Given request:
Copy the records below exactly as they are written.

Records for this exercise:

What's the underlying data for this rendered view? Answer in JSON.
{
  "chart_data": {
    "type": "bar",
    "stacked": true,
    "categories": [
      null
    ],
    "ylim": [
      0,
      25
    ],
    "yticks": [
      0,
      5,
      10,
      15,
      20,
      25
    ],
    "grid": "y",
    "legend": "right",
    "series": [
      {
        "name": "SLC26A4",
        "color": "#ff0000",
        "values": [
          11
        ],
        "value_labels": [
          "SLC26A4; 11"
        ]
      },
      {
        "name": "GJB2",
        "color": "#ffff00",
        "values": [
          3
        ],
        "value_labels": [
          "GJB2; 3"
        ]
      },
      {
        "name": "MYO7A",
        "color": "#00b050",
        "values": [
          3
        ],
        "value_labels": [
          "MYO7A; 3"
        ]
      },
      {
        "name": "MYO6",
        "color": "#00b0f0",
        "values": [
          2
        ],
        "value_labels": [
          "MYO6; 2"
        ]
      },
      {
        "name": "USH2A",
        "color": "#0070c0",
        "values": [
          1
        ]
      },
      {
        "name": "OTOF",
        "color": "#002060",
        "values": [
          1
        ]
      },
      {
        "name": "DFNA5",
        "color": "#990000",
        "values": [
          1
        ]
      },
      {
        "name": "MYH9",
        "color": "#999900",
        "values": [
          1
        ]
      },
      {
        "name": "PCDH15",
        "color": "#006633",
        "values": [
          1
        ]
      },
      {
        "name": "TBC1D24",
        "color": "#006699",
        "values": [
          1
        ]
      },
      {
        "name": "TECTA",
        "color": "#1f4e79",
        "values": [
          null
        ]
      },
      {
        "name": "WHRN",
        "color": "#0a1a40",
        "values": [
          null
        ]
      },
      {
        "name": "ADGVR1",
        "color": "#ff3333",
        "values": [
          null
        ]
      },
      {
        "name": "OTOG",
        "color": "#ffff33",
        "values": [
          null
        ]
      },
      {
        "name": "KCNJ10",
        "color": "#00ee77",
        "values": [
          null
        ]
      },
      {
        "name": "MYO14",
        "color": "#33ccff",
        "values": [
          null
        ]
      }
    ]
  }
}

Answer to this task:
What's the underlying data for this rendered view? Answer in JSON.
{
  "chart_data": {
    "type": "bar",
    "stacked": true,
    "categories": [
      null
    ],
    "ylim": [
      0,
      25
    ],
    "yticks": [
      0,
      5,
      10,
      15,
      20,
      25
    ],
    "grid": "y",
    "legend": "right",
    "series": [
      {
        "name": "SLC26A4",
        "color": "#ff0000",
        "values": [
          11
        ],
        "value_labels": [
          "SLC26A4; 11"
        ]
      },
      {
        "name": "GJB2",
        "color": "#ffff00",
        "values": [
          3
        ],
        "value_labels": [
          "GJB2; 3"
        ]
      },
      {
        "name": "MYO7A",
        "color": "#00b050",
        "values": [
          3
        ],
        "value_labels": [
          "MYO7A; 3"
        ]
      },
      {
        "name": "MYO6",
        "color": "#00b0f0",
        "values": [
          2
        ],
        "value_labels": [
          "MYO6; 2"
        ]
      },
      {
        "name": "USH2A",
        "color": "#0070c0",
        "values": [
          1
        ]
      },
      {
        "name": "OTOF",
        "color": "#002060",
        "values": [
          1
        ]
      },
      {
        "name": "DFNA5",
        "color": "#990000",
        "values": [
          1
        ]
      },
      {
        "name": "MYH9",
        "color": "#999900",
        "values": [
          1
        ]
      },
      {
        "name": "PCDH15",
        "color": "#006633",
        "values": [
          1
        ]
      },
      {
        "name": "TBC1D24",
        "color": "#006699",
        "values": [
          1
        ]
      },
      {
        "name": "TECTA",
        "color": "#1f4e79",
        "values": [
          null
        ]
      },
      {
        "name": "WHRN",
        "color": "#0a1a40",
        "values": [
          null
        ]
      },
      {
        "name": "ADGVR1",
        "color": "#ff3333",
        "values": [
          null
        ]
      },
      {
        "name": "OTOG",
        "color": "#ffff33",
        "values": [
          null
        ]
      },
      {
        "name": "KCNJ10",
        "color": "#00ee77",
        "values": [
          null
        ]
      },
      {
        "name": "MYO14",
        "color": "#33ccff",
        "values": [
          null
        ]
      }
    ]
  }
}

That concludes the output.